'''

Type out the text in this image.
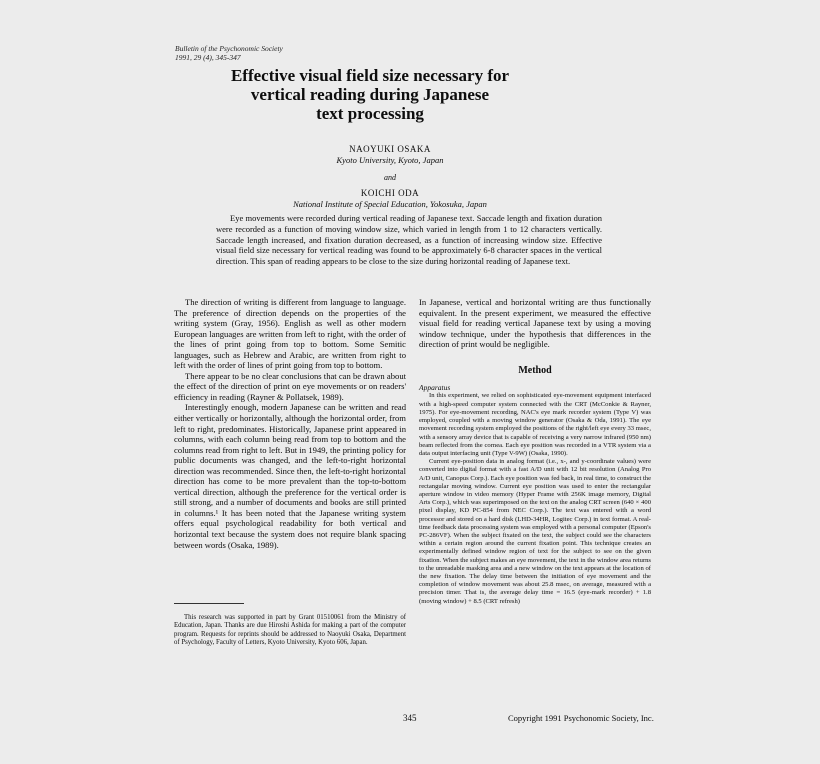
Bulletin of the Psychonomic Society
1991, 29 (4), 345-347
Effective visual field size necessary for
vertical reading during Japanese
text processing
NAOYUKI OSAKA
Kyoto University, Kyoto, Japan
and
KOICHI ODA
National Institute of Special Education, Yokosuka, Japan
Eye movements were recorded during vertical reading of Japanese text. Saccade length and fixation duration were recorded as a function of moving window size, which varied in length from 1 to 12 characters vertically. Saccade length increased, and fixation duration decreased, as a function of increasing window size. Effective visual field size necessary for vertical reading was found to be approximately 6-8 character spaces in the vertical direction. This span of reading appears to be close to the size during horizontal reading of Japanese text.

The direction of writing is different from language to language. The preference of direction depends on the properties of the writing system (Gray, 1956). English as well as other modern European languages are written from left to right, with the order of the lines of print going from top to bottom. Some Semitic languages, such as Hebrew and Arabic, are written from right to left with the order of lines of print going from top to bottom.

There appear to be no clear conclusions that can be drawn about the effect of the direction of print on eye movements or on readers' efficiency in reading (Rayner & Pollatsek, 1989).

Interestingly enough, modern Japanese can be written and read either vertically or horizontally, although the horizontal order, from left to right, predominates. Historically, Japanese print appeared in columns, with each column being read from top to bottom and the columns read from right to left. But in 1949, the printing policy for public documents was changed, and the left-to-right horizontal direction was recommended. Since then, the left-to-right horizontal direction has come to be more prevalent than the top-to-bottom vertical direction, although the preference for the vertical order is still strong, and a number of documents and books are still printed in columns.¹ It has been noted that the Japanese writing system offers equal psychological readability for both vertical and horizontal text because the system does not require blank spacing between words (Osaka, 1989).

This research was supported in part by Grant 01510061 from the Ministry of Education, Japan. Thanks are due Hiroshi Ashida for making a part of the computer program. Requests for reprints should be addressed to Naoyuki Osaka, Department of Psychology, Faculty of Letters, Kyoto University, Kyoto 606, Japan.

In Japanese, vertical and horizontal writing are thus functionally equivalent. In the present experiment, we measured the effective visual field for reading vertical Japanese text by using a moving window technique, under the hypothesis that differences in the direction of print would be negligible.

Method

Apparatus

In this experiment, we relied on sophisticated eye-movement equipment interfaced with a high-speed computer system connected with the CRT (McConkie & Rayner, 1975). For eye-movement recording, NAC's eye mark recorder system (Type V) was employed, coupled with a moving window generator (Osaka & Oda, 1991). The eye movement recording system employed the positions of the right/left eye every 33 msec, with a sensory array device that is capable of receiving a very narrow infrared (950 nm) beam reflected from the cornea. Each eye position was recorded in a VTR system via a data output interfacing unit (Type V-9W) (Osaka, 1990).

Current eye-position data in analog format (i.e., x-, and y-coordinate values) were converted into digital format with a fast A/D unit with 12 bit resolution (Analog Pro A/D unit, Canopus Corp.). Each eye position was fed back, in real time, to construct the rectangular moving window. Current eye position was used to enter the rectangular aperture window in video memory (Hyper Frame with 256K image memory, Digital Arts Corp.), which was superimposed on the text on the analog CRT screen (640 × 400 pixel display, KD PC-854 from NEC Corp.). The text was entered with a word processor and stored on a hard disk (LHD-34HR, Logitec Corp.) in text format. A real-time feedback data processing system was employed with a personal computer (Epson's PC-286VF). When the subject fixated on the text, the subject could see the characters within a certain region around the current fixation point. This technique creates an experimentally defined window region of text for the subject to see on the given fixation. When the subject makes an eye movement, the text in the window area returns to the unreadable masking area and a new window on the text appears at the location of the new fixation. The delay time between the initiation of eye movement and the completion of window movement was about 25.8 msec, on average, measured with a precision timer. That is, the average delay time = 16.5 (eye-mark recorder) + 1.8 (moving window) + 8.5 (CRT refresh)

345	Copyright 1991 Psychonomic Society, Inc.
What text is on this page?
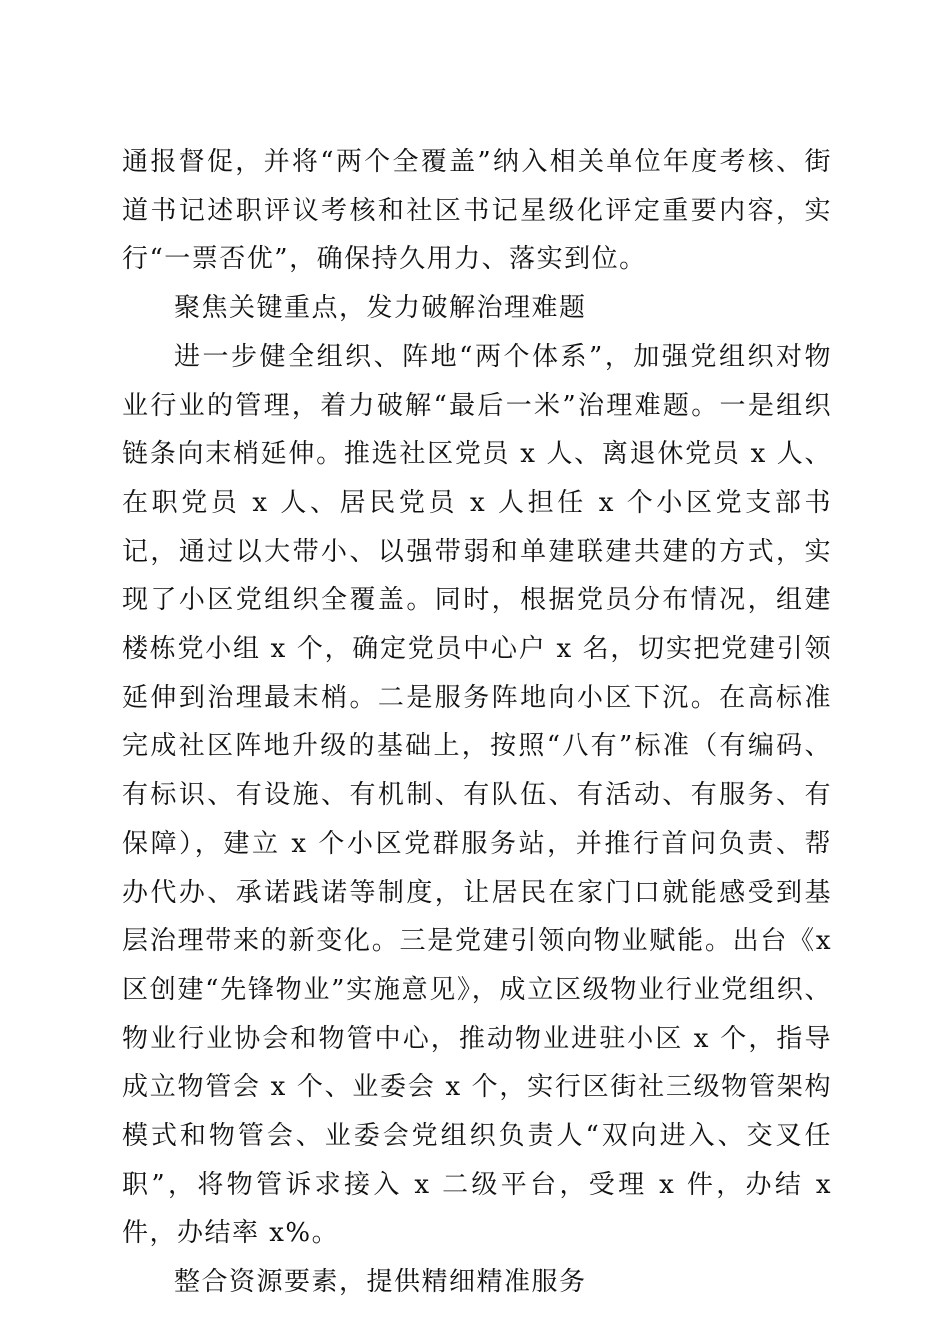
通报督促，并将“两个全覆盖”纳入相关单位年度考核、街道书记述职评议考核和社区书记星级化评定重要内容，实行“一票否优”，确保持久用力、落实到位。

聚焦关键重点，发力破解治理难题

进一步健全组织、阵地“两个体系”，加强党组织对物业行业的管理，着力破解“最后一米”治理难题。一是组织链条向末梢延伸。推选社区党员 x 人、离退休党员 x 人、在职党员 x 人、居民党员 x 人担任 x 个小区党支部书记，通过以大带小、以强带弱和单建联建共建的方式，实现了小区党组织全覆盖。同时，根据党员分布情况，组建楼栋党小组 x 个，确定党员中心户 x 名，切实把党建引领延伸到治理最末梢。二是服务阵地向小区下沉。在高标准完成社区阵地升级的基础上，按照“八有”标准（有编码、有标识、有设施、有机制、有队伍、有活动、有服务、有保障），建立 x 个小区党群服务站，并推行首问负责、帮办代办、承诺践诺等制度，让居民在家门口就能感受到基层治理带来的新变化。三是党建引领向物业赋能。出台《x 区创建“先锋物业”实施意见》，成立区级物业行业党组织、物业行业协会和物管中心，推动物业进驻小区 x 个，指导成立物管会 x 个、业委会 x 个，实行区街社三级物管架构模式和物管会、业委会党组织负责人“双向进入、交叉任职”，将物管诉求接入 x 二级平台，受理 x 件，办结 x 件，办结率 x%。

整合资源要素，提供精细精准服务
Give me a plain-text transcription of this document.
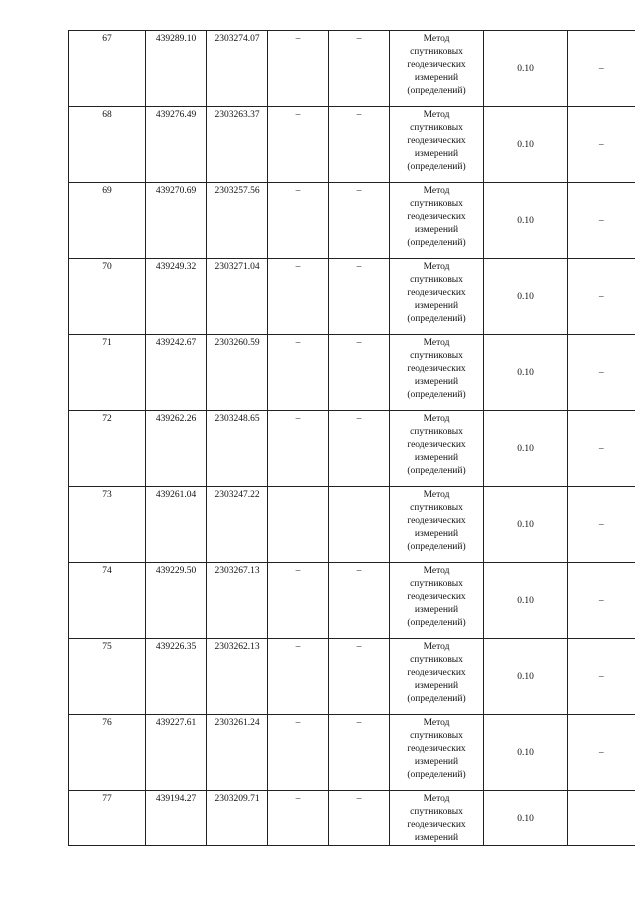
67	439289.10	2303274.07	–	–	Метод
спутниковых
геодезических
измерений
(определений)	0.10	–
68	439276.49	2303263.37	–	–	Метод
спутниковых
геодезических
измерений
(определений)	0.10	–
69	439270.69	2303257.56	–	–	Метод
спутниковых
геодезических
измерений
(определений)	0.10	–
70	439249.32	2303271.04	–	–	Метод
спутниковых
геодезических
измерений
(определений)	0.10	–
71	439242.67	2303260.59	–	–	Метод
спутниковых
геодезических
измерений
(определений)	0.10	–
72	439262.26	2303248.65	–	–	Метод
спутниковых
геодезических
измерений
(определений)	0.10	–
73	439261.04	2303247.22			Метод
спутниковых
геодезических
измерений
(определений)	0.10	–
74	439229.50	2303267.13	–	–	Метод
спутниковых
геодезических
измерений
(определений)	0.10	–
75	439226.35	2303262.13	–	–	Метод
спутниковых
геодезических
измерений
(определений)	0.10	–
76	439227.61	2303261.24	–	–	Метод
спутниковых
геодезических
измерений
(определений)	0.10	–
77	439194.27	2303209.71	–	–	Метод
спутниковых
геодезических
измерений	0.10	
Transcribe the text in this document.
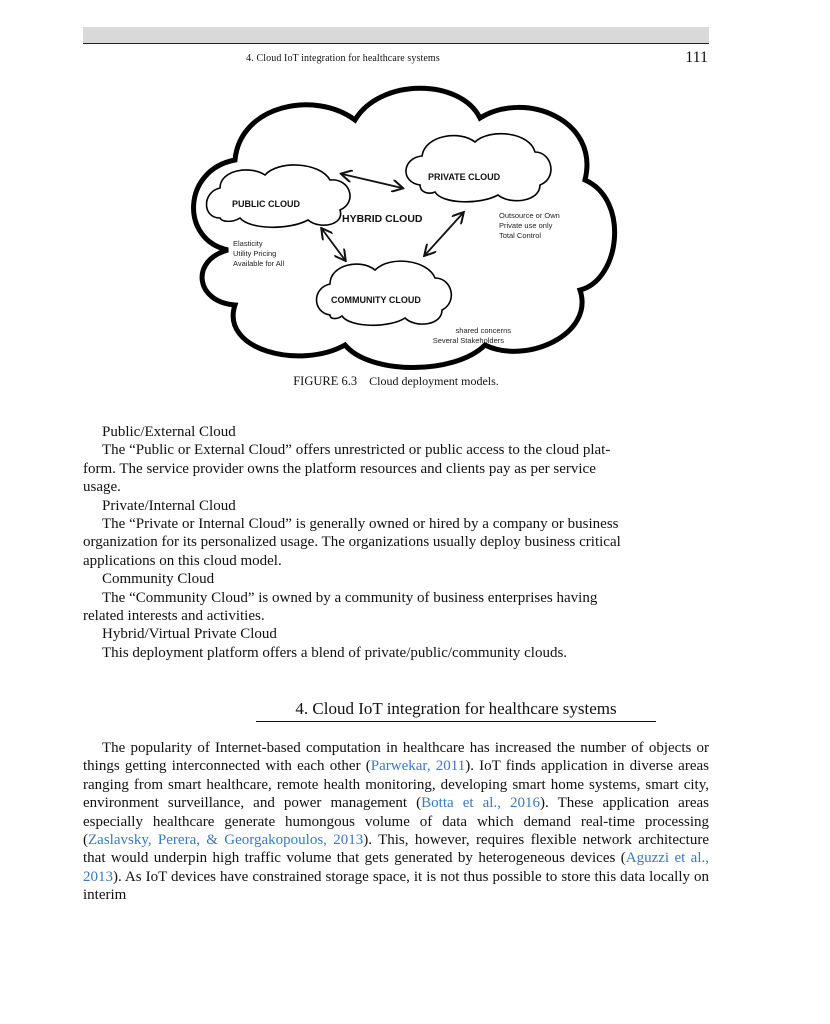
4. Cloud IoT integration for healthcare systems	111
PUBLIC CLOUD
PRIVATE CLOUD
HYBRID CLOUD
COMMUNITY CLOUD
Elasticity
Utility Pricing
Available for All
Outsource or Own
Private use only
Total Control
shared concerns
Several Stakeholders
FIGURE 6.3 Cloud deployment models.

Public/External Cloud

The “Public or External Cloud” offers unrestricted or public access to the cloud plat-

form. The service provider owns the platform resources and clients pay as per service

usage.

Private/Internal Cloud

The “Private or Internal Cloud” is generally owned or hired by a company or business

organization for its personalized usage. The organizations usually deploy business critical

applications on this cloud model.

Community Cloud

The “Community Cloud” is owned by a community of business enterprises having

related interests and activities.

Hybrid/Virtual Private Cloud

This deployment platform offers a blend of private/public/community clouds.

4. Cloud IoT integration for healthcare systems

The popularity of Internet-based computation in healthcare has increased the number of objects or things getting interconnected with each other (Parwekar, 2011). IoT finds application in diverse areas ranging from smart healthcare, remote health monitoring, developing smart home systems, smart city, environment surveillance, and power management (Botta et al., 2016). These application areas especially healthcare generate humongous volume of data which demand real-time processing (Zaslavsky, Perera, & Georgakopoulos, 2013). This, however, requires flexible network architecture that would underpin high traffic volume that gets generated by heterogeneous devices (Aguzzi et al., 2013). As IoT devices have constrained storage space, it is not thus possible to store this data locally on interim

'''

**Goal**
Gather each line of the listing that holds the string "business".

**Output for this task**
The “Private or Internal Cloud” is generally owned or hired by a company or business
organization for its personalized usage. The organizations usually deploy business critical
The “Community Cloud” is owned by a community of business enterprises having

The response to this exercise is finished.